Records to process:
____

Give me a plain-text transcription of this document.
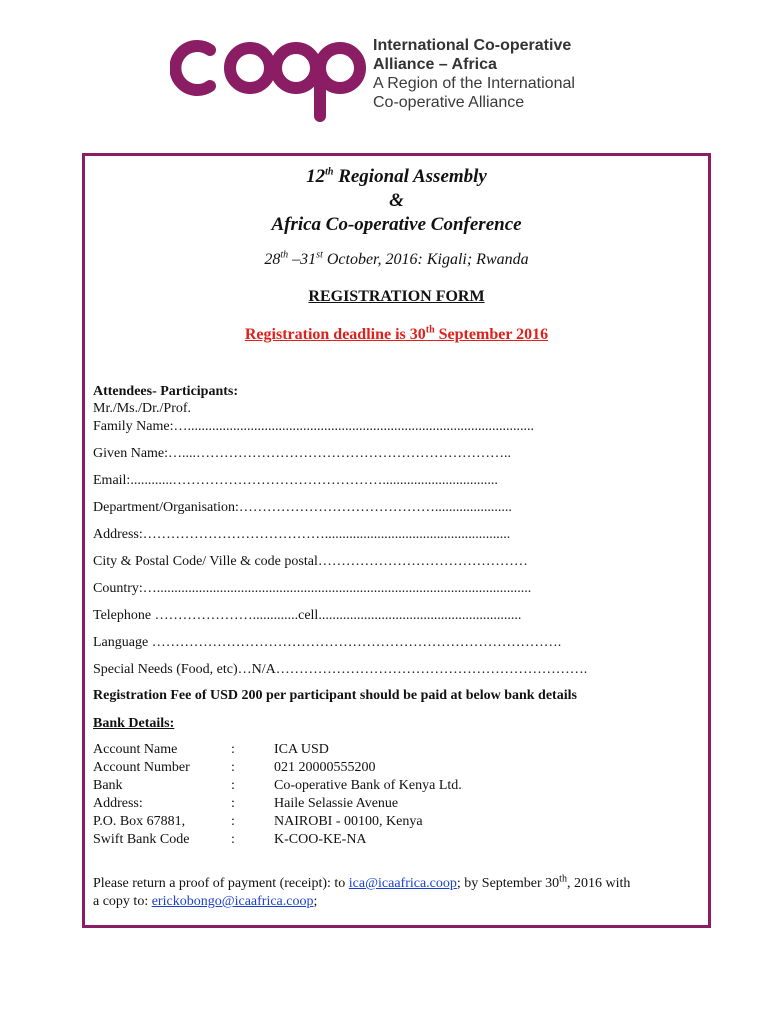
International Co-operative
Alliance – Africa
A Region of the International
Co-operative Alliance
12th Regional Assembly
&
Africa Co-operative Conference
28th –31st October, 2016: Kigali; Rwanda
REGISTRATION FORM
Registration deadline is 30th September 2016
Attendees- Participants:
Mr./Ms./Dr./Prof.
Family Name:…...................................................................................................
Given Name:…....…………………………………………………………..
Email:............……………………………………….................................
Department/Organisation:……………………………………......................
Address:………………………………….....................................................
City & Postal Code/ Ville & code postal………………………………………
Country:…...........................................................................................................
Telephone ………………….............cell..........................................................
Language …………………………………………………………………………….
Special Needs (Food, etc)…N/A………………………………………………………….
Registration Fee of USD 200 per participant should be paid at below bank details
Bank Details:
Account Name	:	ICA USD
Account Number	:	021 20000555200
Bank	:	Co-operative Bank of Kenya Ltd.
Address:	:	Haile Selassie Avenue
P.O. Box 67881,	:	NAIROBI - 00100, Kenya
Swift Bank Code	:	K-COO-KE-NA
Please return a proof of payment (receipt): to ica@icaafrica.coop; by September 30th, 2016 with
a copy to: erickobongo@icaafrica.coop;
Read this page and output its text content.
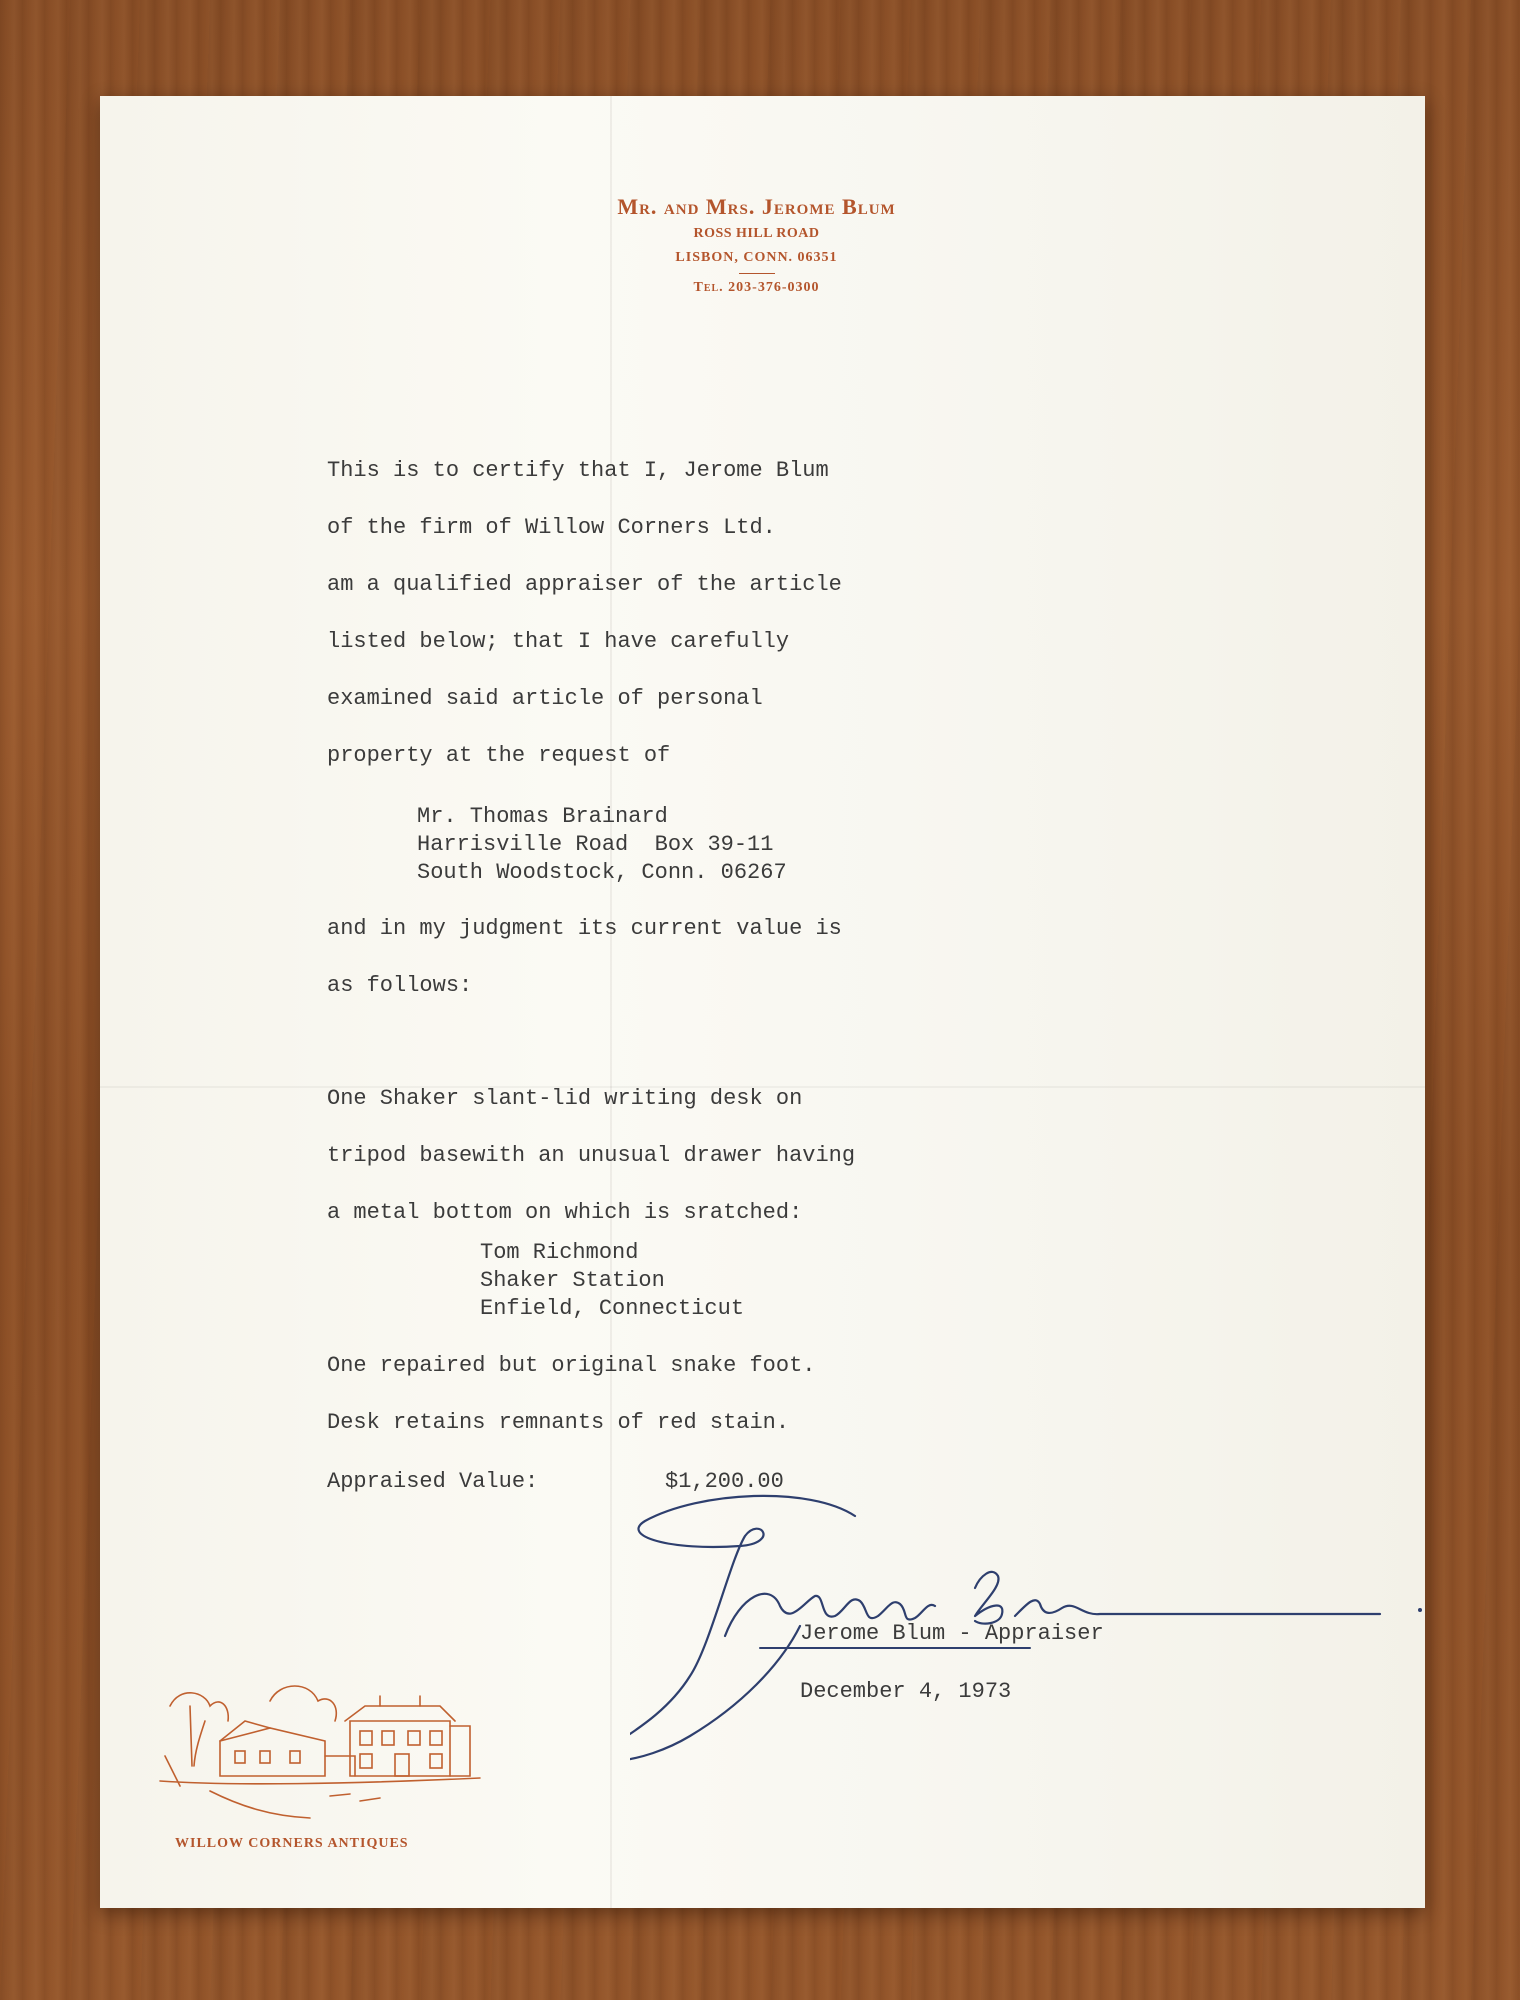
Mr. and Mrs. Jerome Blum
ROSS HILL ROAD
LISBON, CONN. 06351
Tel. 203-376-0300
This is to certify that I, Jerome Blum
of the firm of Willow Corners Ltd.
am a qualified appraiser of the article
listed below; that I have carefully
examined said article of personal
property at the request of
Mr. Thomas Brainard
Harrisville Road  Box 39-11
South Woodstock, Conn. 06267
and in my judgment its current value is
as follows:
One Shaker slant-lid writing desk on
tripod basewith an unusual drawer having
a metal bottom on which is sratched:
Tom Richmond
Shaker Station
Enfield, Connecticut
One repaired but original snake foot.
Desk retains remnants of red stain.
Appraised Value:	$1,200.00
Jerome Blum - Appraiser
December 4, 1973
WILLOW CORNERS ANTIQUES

____

Requirements: Keep the pictures out of the copy and return the rest of the data above exactly.

Solution to the exercise:
Give me a plain-text transcription of this document.
International Co-operative
Alliance – Africa
A Region of the International
Co-operative Alliance
12th Regional Assembly
&
Africa Co-operative Conference
28th –31st October, 2016: Kigali; Rwanda
REGISTRATION FORM
Registration deadline is 30th September 2016
Attendees- Participants:
Mr./Ms./Dr./Prof.
Family Name:…...................................................................................................
Given Name:…....…………………………………………………………..
Email:............……………………………………….................................
Department/Organisation:……………………………………......................
Address:………………………………….....................................................
City & Postal Code/ Ville & code postal………………………………………
Country:…...........................................................................................................
Telephone ………………….............cell..........................................................
Language …………………………………………………………………………….
Special Needs (Food, etc)…N/A………………………………………………………….
Registration Fee of USD 200 per participant should be paid at below bank details
Bank Details:
Account Name	:	ICA USD
Account Number	:	021 20000555200
Bank	:	Co-operative Bank of Kenya Ltd.
Address:	:	Haile Selassie Avenue
P.O. Box 67881,	:	NAIROBI - 00100, Kenya
Swift Bank Code	:	K-COO-KE-NA
Please return a proof of payment (receipt): to ica@icaafrica.coop; by September 30th, 2016 with
a copy to: erickobongo@icaafrica.coop;
Read this page and output its text content.
Mr. and Mrs. Jerome Blum
ROSS HILL ROAD
LISBON, CONN. 06351
Tel. 203-376-0300
This is to certify that I, Jerome Blum
of the firm of Willow Corners Ltd.
am a qualified appraiser of the article
listed below; that I have carefully
examined said article of personal
property at the request of
Mr. Thomas Brainard
Harrisville Road  Box 39-11
South Woodstock, Conn. 06267
and in my judgment its current value is
as follows:
One Shaker slant-lid writing desk on
tripod basewith an unusual drawer having
a metal bottom on which is sratched:
Tom Richmond
Shaker Station
Enfield, Connecticut
One repaired but original snake foot.
Desk retains remnants of red stain.
Appraised Value:	$1,200.00
Jerome Blum - Appraiser
December 4, 1973
WILLOW CORNERS ANTIQUES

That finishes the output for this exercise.